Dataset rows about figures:
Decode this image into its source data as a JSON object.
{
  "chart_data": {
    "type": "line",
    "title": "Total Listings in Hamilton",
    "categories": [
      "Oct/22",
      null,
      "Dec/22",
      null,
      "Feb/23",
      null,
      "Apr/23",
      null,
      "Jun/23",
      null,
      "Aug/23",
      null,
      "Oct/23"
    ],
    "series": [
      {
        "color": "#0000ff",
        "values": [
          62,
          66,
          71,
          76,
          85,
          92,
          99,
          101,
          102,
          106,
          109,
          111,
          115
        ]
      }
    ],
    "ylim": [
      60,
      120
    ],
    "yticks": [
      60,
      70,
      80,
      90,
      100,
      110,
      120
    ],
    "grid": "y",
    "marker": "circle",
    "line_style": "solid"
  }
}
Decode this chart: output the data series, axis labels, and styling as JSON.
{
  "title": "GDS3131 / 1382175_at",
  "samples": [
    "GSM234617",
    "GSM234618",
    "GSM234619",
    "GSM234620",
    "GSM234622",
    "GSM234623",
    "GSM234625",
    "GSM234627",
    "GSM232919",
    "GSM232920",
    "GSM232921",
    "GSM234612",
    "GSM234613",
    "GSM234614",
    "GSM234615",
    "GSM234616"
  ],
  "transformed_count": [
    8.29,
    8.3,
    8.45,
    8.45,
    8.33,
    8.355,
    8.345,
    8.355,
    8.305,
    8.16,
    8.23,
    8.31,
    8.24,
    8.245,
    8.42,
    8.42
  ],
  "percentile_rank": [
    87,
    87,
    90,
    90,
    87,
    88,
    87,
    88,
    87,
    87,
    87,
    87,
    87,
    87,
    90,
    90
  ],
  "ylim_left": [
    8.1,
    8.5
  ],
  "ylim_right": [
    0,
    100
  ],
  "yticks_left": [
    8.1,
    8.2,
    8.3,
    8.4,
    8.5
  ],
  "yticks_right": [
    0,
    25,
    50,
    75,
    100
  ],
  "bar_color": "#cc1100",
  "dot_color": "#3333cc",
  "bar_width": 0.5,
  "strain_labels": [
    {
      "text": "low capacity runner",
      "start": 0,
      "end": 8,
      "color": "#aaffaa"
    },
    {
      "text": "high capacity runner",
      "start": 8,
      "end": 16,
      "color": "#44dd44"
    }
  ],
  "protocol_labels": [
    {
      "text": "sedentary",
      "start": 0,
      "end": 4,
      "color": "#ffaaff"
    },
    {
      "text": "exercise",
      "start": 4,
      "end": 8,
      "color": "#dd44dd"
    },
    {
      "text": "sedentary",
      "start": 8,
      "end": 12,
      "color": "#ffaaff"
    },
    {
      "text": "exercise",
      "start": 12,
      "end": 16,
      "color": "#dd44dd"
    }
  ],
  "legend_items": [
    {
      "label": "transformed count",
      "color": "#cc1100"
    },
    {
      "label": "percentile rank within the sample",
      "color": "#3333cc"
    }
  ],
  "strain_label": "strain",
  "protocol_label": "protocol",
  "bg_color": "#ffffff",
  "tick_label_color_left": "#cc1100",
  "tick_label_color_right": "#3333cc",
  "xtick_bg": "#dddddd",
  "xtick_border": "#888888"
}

■ What you have to do: Go through the listing above and list every line that has the word "runner".

■ Answer to this task:
      "text": "low capacity runner",
      "text": "high capacity runner",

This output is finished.